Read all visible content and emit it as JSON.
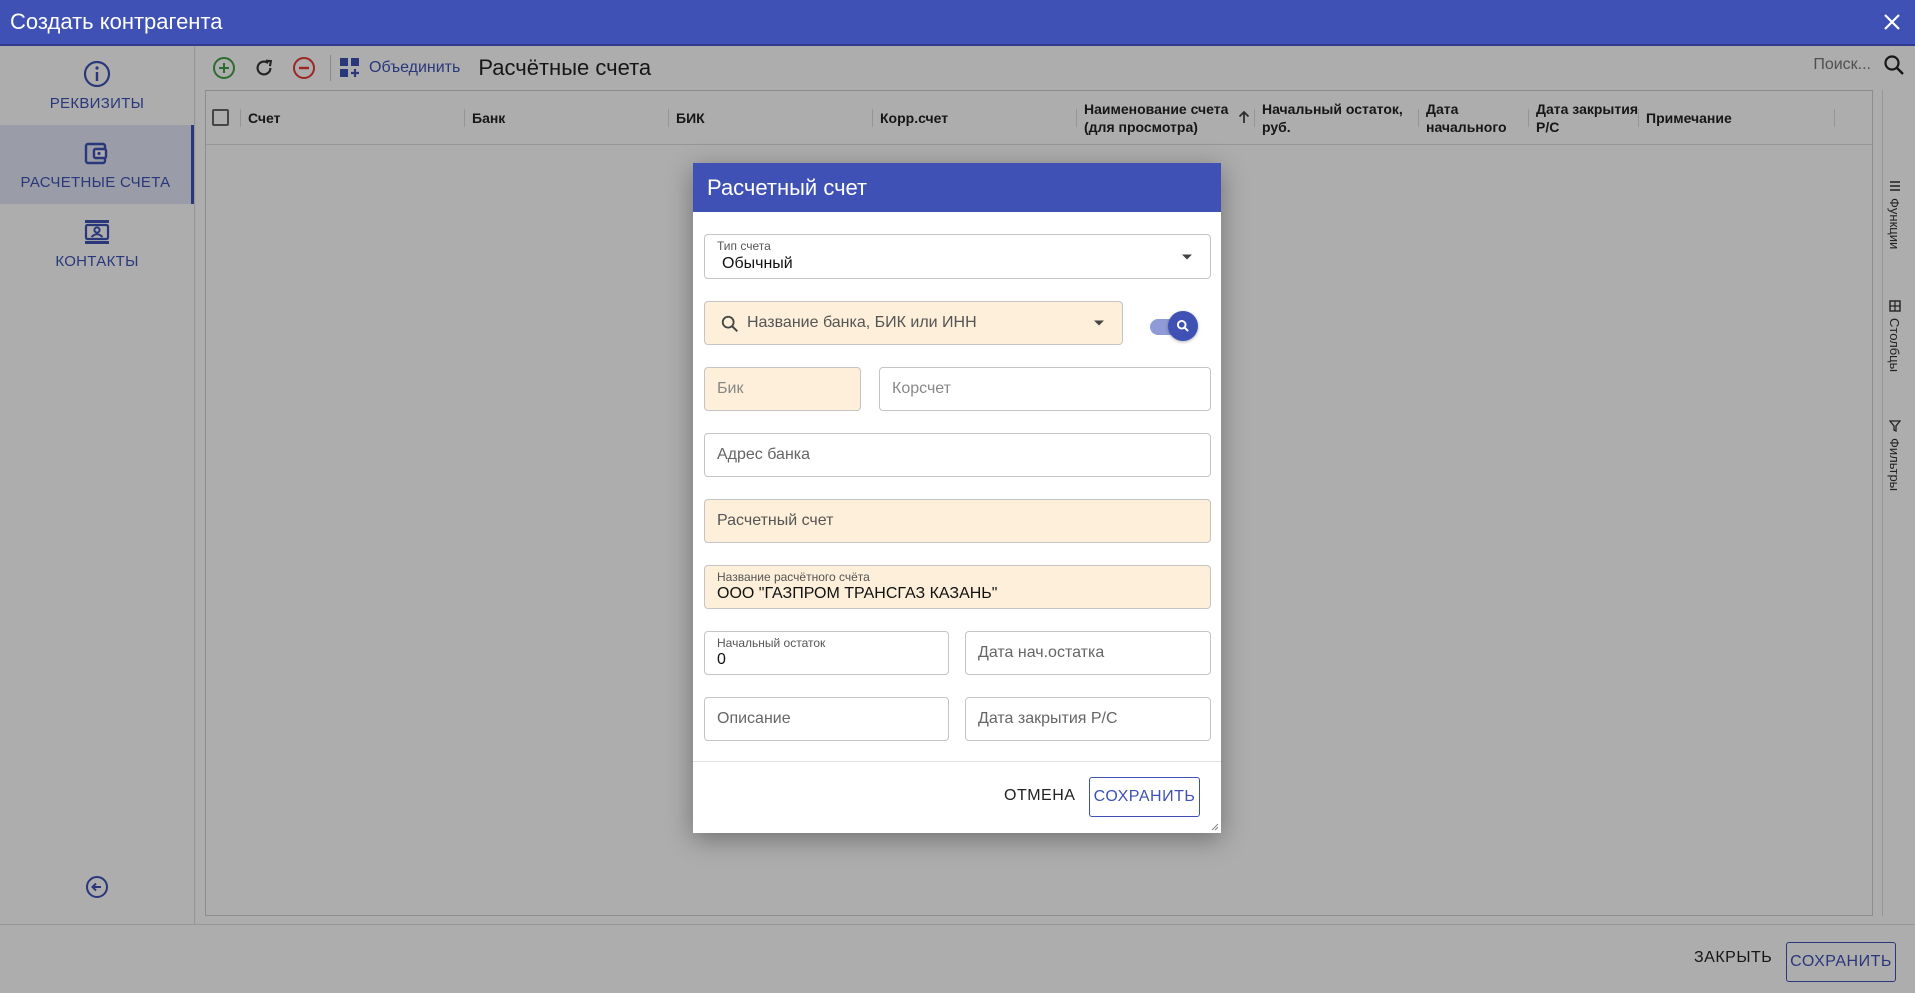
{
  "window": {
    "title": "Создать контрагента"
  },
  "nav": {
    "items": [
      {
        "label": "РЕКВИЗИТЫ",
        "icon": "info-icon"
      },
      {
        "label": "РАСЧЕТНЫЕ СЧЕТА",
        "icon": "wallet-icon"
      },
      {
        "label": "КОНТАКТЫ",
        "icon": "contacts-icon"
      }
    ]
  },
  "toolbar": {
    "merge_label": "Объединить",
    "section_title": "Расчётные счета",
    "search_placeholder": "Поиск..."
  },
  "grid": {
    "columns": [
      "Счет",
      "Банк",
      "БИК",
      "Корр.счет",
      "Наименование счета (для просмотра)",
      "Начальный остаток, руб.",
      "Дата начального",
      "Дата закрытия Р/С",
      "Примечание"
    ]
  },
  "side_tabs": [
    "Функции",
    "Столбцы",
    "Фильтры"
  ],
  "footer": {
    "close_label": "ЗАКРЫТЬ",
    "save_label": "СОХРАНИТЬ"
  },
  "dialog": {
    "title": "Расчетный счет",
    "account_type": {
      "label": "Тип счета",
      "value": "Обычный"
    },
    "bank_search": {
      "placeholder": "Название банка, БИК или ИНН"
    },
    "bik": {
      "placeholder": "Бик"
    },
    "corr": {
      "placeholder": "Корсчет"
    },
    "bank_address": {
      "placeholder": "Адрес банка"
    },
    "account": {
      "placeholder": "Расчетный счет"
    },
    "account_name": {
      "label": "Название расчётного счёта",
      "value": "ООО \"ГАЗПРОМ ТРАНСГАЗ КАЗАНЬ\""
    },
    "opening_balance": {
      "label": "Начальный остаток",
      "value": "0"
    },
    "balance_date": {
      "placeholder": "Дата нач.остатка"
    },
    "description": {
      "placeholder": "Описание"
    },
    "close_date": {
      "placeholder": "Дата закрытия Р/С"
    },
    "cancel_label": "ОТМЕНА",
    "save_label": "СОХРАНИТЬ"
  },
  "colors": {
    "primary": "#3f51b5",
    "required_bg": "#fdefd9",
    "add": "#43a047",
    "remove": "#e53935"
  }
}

_What the task requires_.
Leave every image out, and retype the material exactly.

_Correct output_.
Read all visible content and emit it as JSON.
{
  "window": {
    "title": "Создать контрагента"
  },
  "nav": {
    "items": [
      {
        "label": "РЕКВИЗИТЫ",
        "icon": "info-icon"
      },
      {
        "label": "РАСЧЕТНЫЕ СЧЕТА",
        "icon": "wallet-icon"
      },
      {
        "label": "КОНТАКТЫ",
        "icon": "contacts-icon"
      }
    ]
  },
  "toolbar": {
    "merge_label": "Объединить",
    "section_title": "Расчётные счета",
    "search_placeholder": "Поиск..."
  },
  "grid": {
    "columns": [
      "Счет",
      "Банк",
      "БИК",
      "Корр.счет",
      "Наименование счета (для просмотра)",
      "Начальный остаток, руб.",
      "Дата начального",
      "Дата закрытия Р/С",
      "Примечание"
    ]
  },
  "side_tabs": [
    "Функции",
    "Столбцы",
    "Фильтры"
  ],
  "footer": {
    "close_label": "ЗАКРЫТЬ",
    "save_label": "СОХРАНИТЬ"
  },
  "dialog": {
    "title": "Расчетный счет",
    "account_type": {
      "label": "Тип счета",
      "value": "Обычный"
    },
    "bank_search": {
      "placeholder": "Название банка, БИК или ИНН"
    },
    "bik": {
      "placeholder": "Бик"
    },
    "corr": {
      "placeholder": "Корсчет"
    },
    "bank_address": {
      "placeholder": "Адрес банка"
    },
    "account": {
      "placeholder": "Расчетный счет"
    },
    "account_name": {
      "label": "Название расчётного счёта",
      "value": "ООО \"ГАЗПРОМ ТРАНСГАЗ КАЗАНЬ\""
    },
    "opening_balance": {
      "label": "Начальный остаток",
      "value": "0"
    },
    "balance_date": {
      "placeholder": "Дата нач.остатка"
    },
    "description": {
      "placeholder": "Описание"
    },
    "close_date": {
      "placeholder": "Дата закрытия Р/С"
    },
    "cancel_label": "ОТМЕНА",
    "save_label": "СОХРАНИТЬ"
  },
  "colors": {
    "primary": "#3f51b5",
    "required_bg": "#fdefd9",
    "add": "#43a047",
    "remove": "#e53935"
  }
}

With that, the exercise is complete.